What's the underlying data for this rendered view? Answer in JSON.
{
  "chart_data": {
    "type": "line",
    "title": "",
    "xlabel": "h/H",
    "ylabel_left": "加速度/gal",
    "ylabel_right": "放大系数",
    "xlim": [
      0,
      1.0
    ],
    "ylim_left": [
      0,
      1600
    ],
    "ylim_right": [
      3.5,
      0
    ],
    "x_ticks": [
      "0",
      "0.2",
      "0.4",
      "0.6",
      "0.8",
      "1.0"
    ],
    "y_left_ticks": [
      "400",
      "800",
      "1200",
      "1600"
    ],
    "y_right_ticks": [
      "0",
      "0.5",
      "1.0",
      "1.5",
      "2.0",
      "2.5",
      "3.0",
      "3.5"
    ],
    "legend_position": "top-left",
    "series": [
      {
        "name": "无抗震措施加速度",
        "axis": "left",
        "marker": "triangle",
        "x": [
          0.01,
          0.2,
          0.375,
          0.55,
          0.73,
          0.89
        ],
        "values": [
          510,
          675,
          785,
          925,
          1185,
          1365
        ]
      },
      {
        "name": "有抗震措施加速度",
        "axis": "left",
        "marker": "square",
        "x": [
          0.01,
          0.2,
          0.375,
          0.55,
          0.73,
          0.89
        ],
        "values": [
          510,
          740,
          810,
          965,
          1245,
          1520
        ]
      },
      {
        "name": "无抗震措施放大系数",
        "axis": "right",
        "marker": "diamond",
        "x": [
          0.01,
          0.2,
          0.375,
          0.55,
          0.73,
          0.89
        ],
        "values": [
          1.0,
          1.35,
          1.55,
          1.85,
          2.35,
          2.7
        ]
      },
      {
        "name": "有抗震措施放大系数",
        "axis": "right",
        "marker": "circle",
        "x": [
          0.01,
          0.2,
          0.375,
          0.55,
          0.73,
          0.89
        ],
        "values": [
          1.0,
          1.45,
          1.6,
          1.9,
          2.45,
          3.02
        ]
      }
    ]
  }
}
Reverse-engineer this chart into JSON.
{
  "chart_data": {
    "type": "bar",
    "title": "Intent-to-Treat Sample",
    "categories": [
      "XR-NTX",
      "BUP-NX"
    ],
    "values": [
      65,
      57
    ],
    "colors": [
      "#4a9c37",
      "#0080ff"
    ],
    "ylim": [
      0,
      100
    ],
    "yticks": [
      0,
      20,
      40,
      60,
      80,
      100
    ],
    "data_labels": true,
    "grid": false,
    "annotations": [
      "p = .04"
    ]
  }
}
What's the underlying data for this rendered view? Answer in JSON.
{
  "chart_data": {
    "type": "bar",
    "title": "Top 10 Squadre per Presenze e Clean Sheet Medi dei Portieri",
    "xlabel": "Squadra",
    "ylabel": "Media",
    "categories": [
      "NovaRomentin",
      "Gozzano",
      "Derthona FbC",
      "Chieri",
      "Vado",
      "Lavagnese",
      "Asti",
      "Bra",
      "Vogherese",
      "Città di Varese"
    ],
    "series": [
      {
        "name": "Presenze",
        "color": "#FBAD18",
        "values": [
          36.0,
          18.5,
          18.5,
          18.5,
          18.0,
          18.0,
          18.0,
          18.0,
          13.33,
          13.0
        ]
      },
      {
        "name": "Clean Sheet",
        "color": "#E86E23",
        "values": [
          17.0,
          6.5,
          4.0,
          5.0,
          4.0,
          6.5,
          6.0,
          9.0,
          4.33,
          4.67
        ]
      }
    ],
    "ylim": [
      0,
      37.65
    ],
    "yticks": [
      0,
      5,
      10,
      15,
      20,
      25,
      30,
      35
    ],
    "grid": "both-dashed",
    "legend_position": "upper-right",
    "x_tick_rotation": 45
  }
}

* WHAT YOU SHOULD DO *
Send back all of the entries exactly, with nothing missing.

* EXERCISE RESULT *
What's the underlying data for this rendered view? Answer in JSON.
{
  "chart_data": {
    "type": "line",
    "title": "",
    "xlabel": "h/H",
    "ylabel_left": "加速度/gal",
    "ylabel_right": "放大系数",
    "xlim": [
      0,
      1.0
    ],
    "ylim_left": [
      0,
      1600
    ],
    "ylim_right": [
      3.5,
      0
    ],
    "x_ticks": [
      "0",
      "0.2",
      "0.4",
      "0.6",
      "0.8",
      "1.0"
    ],
    "y_left_ticks": [
      "400",
      "800",
      "1200",
      "1600"
    ],
    "y_right_ticks": [
      "0",
      "0.5",
      "1.0",
      "1.5",
      "2.0",
      "2.5",
      "3.0",
      "3.5"
    ],
    "legend_position": "top-left",
    "series": [
      {
        "name": "无抗震措施加速度",
        "axis": "left",
        "marker": "triangle",
        "x": [
          0.01,
          0.2,
          0.375,
          0.55,
          0.73,
          0.89
        ],
        "values": [
          510,
          675,
          785,
          925,
          1185,
          1365
        ]
      },
      {
        "name": "有抗震措施加速度",
        "axis": "left",
        "marker": "square",
        "x": [
          0.01,
          0.2,
          0.375,
          0.55,
          0.73,
          0.89
        ],
        "values": [
          510,
          740,
          810,
          965,
          1245,
          1520
        ]
      },
      {
        "name": "无抗震措施放大系数",
        "axis": "right",
        "marker": "diamond",
        "x": [
          0.01,
          0.2,
          0.375,
          0.55,
          0.73,
          0.89
        ],
        "values": [
          1.0,
          1.35,
          1.55,
          1.85,
          2.35,
          2.7
        ]
      },
      {
        "name": "有抗震措施放大系数",
        "axis": "right",
        "marker": "circle",
        "x": [
          0.01,
          0.2,
          0.375,
          0.55,
          0.73,
          0.89
        ],
        "values": [
          1.0,
          1.45,
          1.6,
          1.9,
          2.45,
          3.02
        ]
      }
    ]
  }
}
Reverse-engineer this chart into JSON.
{
  "chart_data": {
    "type": "bar",
    "title": "Intent-to-Treat Sample",
    "categories": [
      "XR-NTX",
      "BUP-NX"
    ],
    "values": [
      65,
      57
    ],
    "colors": [
      "#4a9c37",
      "#0080ff"
    ],
    "ylim": [
      0,
      100
    ],
    "yticks": [
      0,
      20,
      40,
      60,
      80,
      100
    ],
    "data_labels": true,
    "grid": false,
    "annotations": [
      "p = .04"
    ]
  }
}
What's the underlying data for this rendered view? Answer in JSON.
{
  "chart_data": {
    "type": "bar",
    "title": "Top 10 Squadre per Presenze e Clean Sheet Medi dei Portieri",
    "xlabel": "Squadra",
    "ylabel": "Media",
    "categories": [
      "NovaRomentin",
      "Gozzano",
      "Derthona FbC",
      "Chieri",
      "Vado",
      "Lavagnese",
      "Asti",
      "Bra",
      "Vogherese",
      "Città di Varese"
    ],
    "series": [
      {
        "name": "Presenze",
        "color": "#FBAD18",
        "values": [
          36.0,
          18.5,
          18.5,
          18.5,
          18.0,
          18.0,
          18.0,
          18.0,
          13.33,
          13.0
        ]
      },
      {
        "name": "Clean Sheet",
        "color": "#E86E23",
        "values": [
          17.0,
          6.5,
          4.0,
          5.0,
          4.0,
          6.5,
          6.0,
          9.0,
          4.33,
          4.67
        ]
      }
    ],
    "ylim": [
      0,
      37.65
    ],
    "yticks": [
      0,
      5,
      10,
      15,
      20,
      25,
      30,
      35
    ],
    "grid": "both-dashed",
    "legend_position": "upper-right",
    "x_tick_rotation": 45
  }
}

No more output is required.